— Begin —

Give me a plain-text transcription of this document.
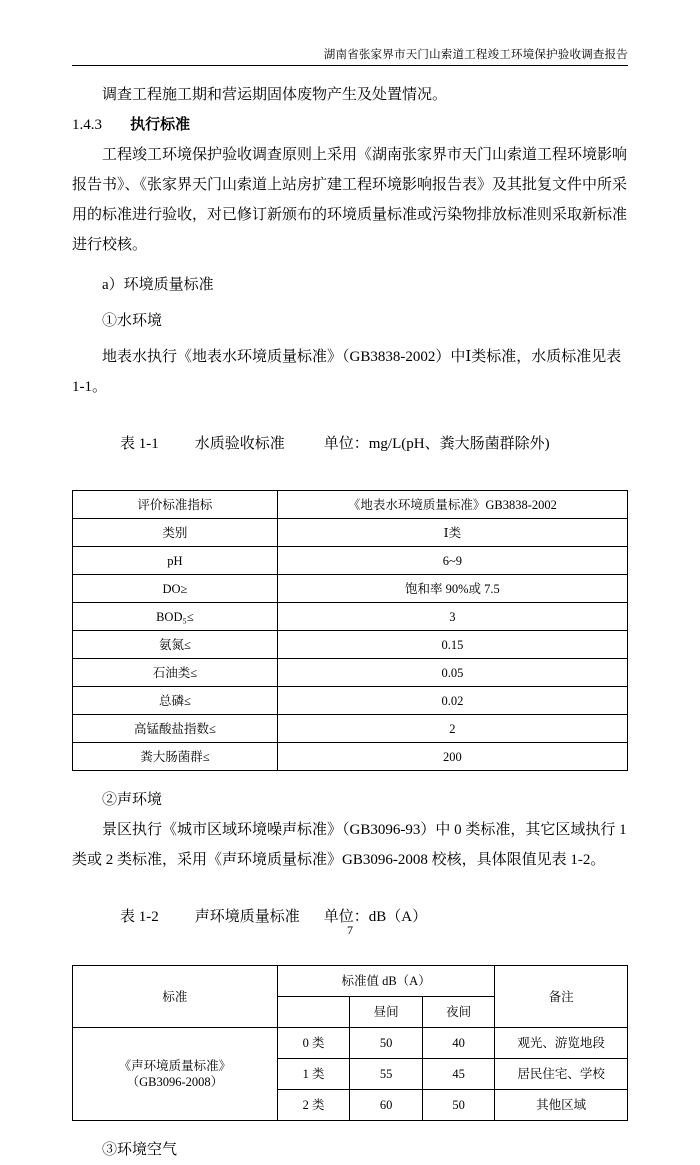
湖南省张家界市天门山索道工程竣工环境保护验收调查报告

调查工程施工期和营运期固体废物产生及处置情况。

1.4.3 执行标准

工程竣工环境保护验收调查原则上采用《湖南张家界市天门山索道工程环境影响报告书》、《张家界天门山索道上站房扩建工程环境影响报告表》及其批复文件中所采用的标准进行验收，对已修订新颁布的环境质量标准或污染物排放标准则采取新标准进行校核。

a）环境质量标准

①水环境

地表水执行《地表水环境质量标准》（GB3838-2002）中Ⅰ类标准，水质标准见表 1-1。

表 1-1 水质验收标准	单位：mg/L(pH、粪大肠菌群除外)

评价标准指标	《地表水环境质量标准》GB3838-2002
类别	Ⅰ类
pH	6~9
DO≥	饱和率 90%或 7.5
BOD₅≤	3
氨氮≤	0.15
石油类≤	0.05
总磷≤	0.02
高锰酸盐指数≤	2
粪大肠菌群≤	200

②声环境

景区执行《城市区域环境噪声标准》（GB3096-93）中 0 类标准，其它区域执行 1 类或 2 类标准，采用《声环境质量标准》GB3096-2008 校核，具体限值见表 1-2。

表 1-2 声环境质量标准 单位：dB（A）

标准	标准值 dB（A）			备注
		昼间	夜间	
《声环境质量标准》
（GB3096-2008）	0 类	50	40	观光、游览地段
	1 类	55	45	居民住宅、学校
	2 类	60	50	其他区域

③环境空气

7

— End —

■ **TO BE DONE**
Show every line of the listing in which the string "地表水环境质量标准" can be found.

■ **RESPONSE TO THE EXERCISE**
地表水执行《地表水环境质量标准》（GB3838-2002）中Ⅰ类标准，水质标准见表 1-1。
评价标准指标	《地表水环境质量标准》GB3838-2002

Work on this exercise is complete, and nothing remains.